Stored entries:
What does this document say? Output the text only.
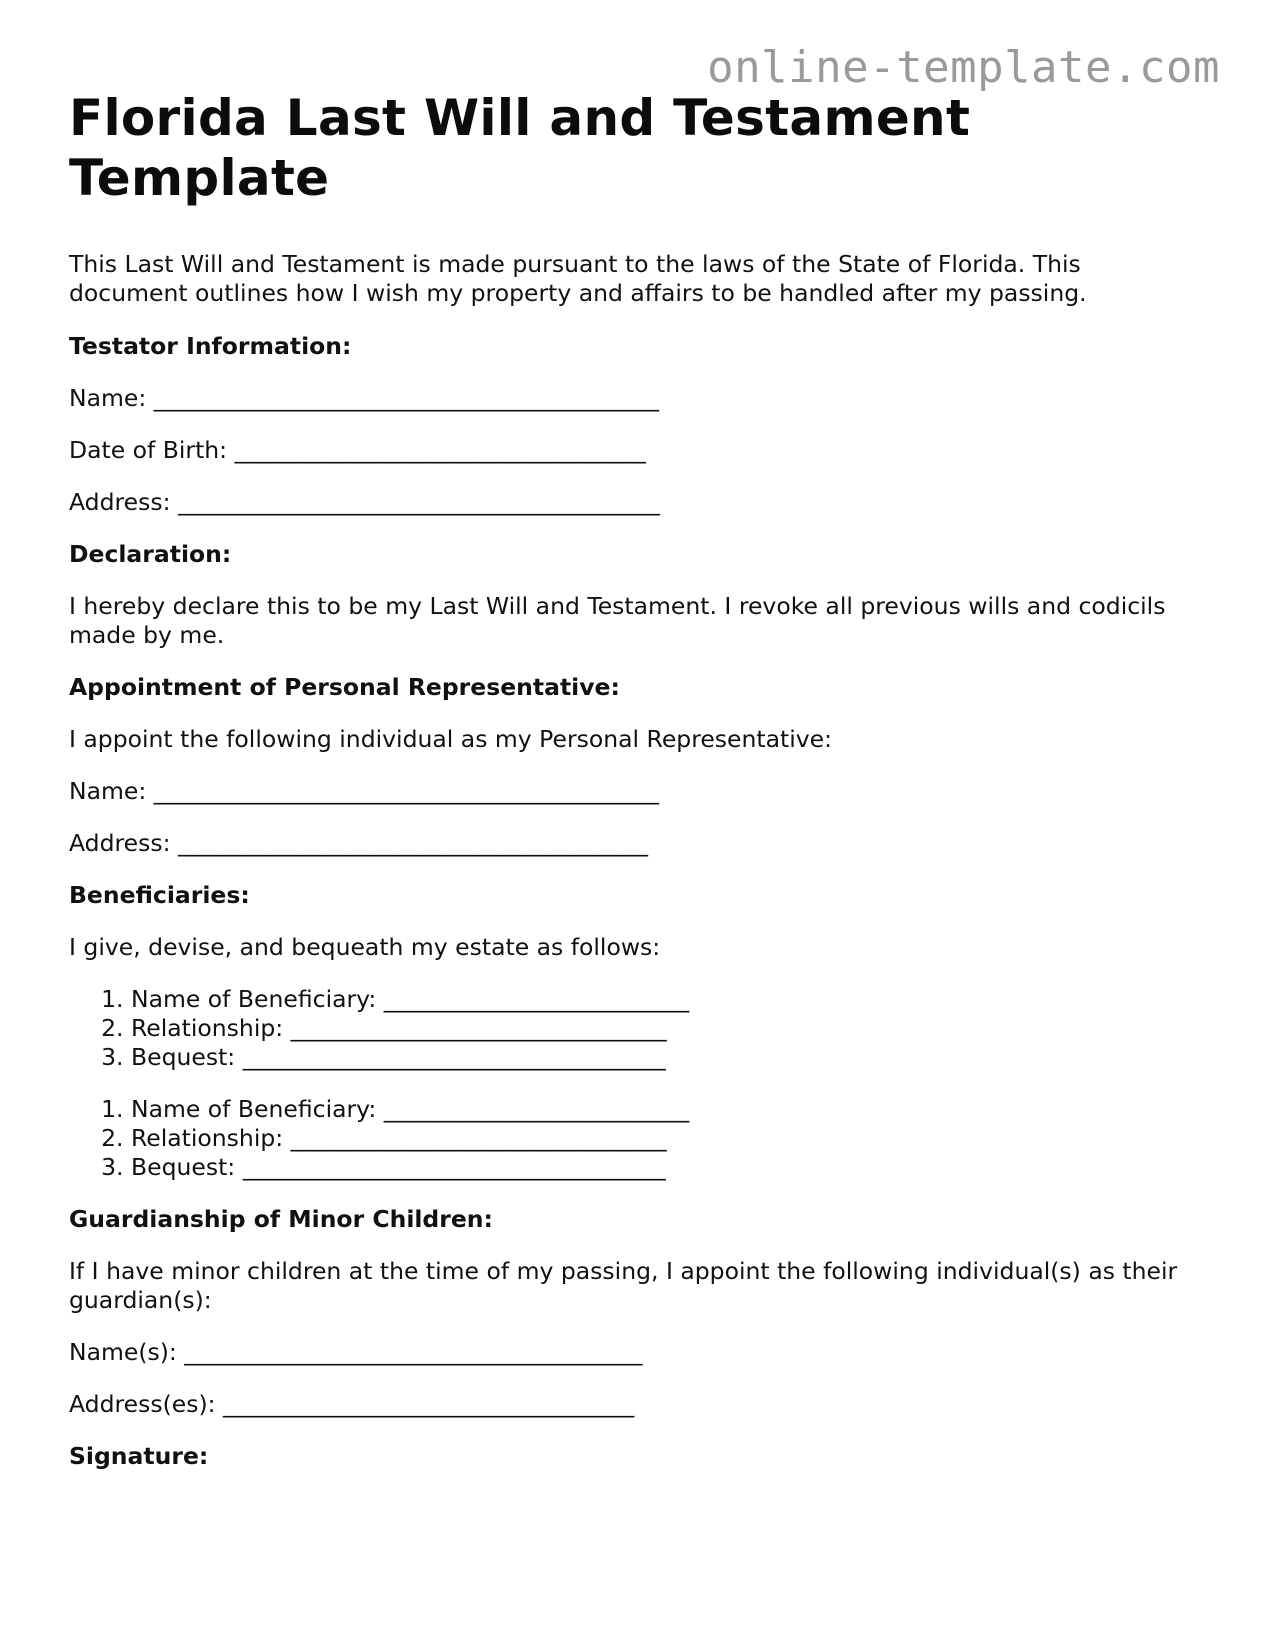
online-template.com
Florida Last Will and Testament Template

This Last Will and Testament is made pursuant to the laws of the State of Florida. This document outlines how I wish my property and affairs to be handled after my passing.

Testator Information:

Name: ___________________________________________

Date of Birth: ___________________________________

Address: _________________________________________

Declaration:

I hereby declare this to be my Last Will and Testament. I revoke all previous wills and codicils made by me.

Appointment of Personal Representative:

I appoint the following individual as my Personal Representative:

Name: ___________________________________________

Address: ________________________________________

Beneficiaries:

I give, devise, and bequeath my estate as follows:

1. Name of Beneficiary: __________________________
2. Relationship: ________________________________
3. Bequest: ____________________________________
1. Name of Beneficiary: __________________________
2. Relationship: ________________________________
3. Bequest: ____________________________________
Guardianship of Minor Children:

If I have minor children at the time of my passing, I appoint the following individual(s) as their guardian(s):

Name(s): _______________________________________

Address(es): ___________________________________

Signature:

WRITTEN REQUEST: Gather each line of the listing containing the word "Personal" and show it.

SOLUTION TO THE PROBLEM:
Appointment of Personal Representative:
I appoint the following individual as my Personal Representative:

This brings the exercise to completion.